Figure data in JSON
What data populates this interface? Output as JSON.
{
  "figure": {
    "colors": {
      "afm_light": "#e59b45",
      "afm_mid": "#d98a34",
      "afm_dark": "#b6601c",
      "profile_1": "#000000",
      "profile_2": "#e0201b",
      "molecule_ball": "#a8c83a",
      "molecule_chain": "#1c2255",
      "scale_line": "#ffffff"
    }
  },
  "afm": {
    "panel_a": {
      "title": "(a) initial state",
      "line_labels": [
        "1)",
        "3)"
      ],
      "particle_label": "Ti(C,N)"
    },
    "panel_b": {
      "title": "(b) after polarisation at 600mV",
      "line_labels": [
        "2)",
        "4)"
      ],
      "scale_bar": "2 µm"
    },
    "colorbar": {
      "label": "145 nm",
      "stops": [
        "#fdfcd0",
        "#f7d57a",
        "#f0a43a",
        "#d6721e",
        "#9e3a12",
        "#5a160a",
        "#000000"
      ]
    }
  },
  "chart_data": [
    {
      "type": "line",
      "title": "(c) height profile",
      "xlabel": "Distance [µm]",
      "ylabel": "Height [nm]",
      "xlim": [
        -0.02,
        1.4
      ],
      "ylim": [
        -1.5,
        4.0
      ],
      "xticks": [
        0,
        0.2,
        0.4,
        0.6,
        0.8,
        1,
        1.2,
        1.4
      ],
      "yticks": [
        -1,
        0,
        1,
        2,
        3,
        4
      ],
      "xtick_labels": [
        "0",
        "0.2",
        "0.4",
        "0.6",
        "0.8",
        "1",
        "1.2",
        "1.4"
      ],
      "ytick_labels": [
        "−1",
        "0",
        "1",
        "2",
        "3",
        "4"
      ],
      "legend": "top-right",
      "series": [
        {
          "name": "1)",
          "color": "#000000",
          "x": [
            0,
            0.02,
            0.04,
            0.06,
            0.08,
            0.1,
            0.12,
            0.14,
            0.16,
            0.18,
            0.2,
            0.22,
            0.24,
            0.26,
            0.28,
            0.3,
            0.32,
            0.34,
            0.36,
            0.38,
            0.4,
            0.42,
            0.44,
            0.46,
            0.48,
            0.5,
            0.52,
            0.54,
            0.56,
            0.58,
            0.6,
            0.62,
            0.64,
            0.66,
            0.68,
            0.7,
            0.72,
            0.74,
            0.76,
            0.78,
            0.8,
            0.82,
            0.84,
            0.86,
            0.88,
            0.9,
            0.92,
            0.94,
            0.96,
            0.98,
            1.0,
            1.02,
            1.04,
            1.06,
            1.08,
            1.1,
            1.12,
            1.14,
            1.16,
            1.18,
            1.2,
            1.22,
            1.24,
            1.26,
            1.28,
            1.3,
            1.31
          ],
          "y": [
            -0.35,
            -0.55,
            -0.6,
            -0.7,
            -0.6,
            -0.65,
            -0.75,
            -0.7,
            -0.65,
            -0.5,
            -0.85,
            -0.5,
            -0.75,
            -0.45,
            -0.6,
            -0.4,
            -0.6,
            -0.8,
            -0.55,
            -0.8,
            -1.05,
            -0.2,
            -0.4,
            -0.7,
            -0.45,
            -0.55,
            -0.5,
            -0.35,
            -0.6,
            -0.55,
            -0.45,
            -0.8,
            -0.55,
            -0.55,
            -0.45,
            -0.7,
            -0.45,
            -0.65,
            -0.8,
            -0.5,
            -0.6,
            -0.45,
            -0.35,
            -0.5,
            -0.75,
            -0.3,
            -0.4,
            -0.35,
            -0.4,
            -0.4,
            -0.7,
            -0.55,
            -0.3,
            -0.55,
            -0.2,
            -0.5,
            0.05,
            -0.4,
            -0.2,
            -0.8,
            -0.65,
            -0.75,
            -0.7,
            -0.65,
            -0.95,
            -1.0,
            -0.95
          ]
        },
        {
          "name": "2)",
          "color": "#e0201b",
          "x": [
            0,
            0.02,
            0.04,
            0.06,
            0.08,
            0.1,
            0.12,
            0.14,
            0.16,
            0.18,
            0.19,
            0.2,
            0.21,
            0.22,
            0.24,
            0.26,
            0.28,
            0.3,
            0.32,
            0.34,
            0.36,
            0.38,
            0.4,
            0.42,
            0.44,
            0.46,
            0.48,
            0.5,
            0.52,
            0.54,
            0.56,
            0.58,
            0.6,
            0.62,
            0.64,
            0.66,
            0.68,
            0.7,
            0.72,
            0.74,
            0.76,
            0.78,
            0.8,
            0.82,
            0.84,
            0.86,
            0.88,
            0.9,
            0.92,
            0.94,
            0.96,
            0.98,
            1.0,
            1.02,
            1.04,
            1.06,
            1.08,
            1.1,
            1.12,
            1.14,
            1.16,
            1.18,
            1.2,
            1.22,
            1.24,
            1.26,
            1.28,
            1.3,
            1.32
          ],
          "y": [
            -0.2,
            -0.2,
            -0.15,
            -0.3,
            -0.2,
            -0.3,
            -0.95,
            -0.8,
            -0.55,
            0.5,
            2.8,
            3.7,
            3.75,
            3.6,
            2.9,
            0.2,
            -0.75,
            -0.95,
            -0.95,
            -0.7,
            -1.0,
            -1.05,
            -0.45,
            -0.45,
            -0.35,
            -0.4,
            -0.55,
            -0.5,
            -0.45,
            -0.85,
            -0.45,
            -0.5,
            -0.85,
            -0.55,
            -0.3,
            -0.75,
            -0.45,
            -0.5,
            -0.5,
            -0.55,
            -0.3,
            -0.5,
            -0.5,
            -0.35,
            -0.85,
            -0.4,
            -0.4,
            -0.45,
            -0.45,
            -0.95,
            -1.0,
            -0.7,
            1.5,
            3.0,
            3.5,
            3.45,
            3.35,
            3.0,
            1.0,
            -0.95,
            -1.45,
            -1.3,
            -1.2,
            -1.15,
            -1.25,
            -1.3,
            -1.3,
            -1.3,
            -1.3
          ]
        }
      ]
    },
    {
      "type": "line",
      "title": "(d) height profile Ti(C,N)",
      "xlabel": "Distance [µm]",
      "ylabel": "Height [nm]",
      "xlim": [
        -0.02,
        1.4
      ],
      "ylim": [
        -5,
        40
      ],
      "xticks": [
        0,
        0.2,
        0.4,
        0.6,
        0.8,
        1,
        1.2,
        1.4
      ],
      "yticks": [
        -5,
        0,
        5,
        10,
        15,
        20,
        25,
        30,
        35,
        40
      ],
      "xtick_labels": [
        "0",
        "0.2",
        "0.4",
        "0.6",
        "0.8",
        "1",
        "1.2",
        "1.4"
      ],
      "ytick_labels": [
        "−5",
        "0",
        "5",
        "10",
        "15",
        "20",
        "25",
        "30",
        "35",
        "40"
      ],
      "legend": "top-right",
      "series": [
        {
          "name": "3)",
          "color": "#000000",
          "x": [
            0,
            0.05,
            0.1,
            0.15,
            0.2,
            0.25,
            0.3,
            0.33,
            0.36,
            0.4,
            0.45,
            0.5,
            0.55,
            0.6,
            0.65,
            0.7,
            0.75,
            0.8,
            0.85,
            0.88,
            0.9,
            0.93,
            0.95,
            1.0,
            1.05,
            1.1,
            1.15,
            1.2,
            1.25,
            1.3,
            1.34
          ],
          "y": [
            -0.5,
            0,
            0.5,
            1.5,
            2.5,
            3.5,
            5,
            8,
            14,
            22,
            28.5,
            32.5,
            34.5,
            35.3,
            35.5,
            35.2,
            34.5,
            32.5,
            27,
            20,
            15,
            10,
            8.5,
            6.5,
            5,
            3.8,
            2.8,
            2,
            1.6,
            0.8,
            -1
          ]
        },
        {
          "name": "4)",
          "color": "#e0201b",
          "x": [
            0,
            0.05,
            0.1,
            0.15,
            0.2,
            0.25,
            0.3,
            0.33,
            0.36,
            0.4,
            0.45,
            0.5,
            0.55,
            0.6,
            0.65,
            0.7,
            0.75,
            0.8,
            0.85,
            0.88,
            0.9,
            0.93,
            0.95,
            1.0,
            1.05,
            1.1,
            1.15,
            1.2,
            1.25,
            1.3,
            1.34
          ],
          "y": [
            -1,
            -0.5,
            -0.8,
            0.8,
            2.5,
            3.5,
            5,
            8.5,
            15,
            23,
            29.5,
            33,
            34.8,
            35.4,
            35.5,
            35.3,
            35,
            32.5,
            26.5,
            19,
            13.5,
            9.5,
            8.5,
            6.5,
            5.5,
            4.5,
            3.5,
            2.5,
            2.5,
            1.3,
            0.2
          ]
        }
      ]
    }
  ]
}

Your instructions -
Out of the material above, gather each line where "title" appears.

The response -
      "title": "(a) initial state",
      "title": "(b) after polarisation at 600mV",
      "title": "(c) height profile",
      "title": "(d) height profile Ti(C,N)",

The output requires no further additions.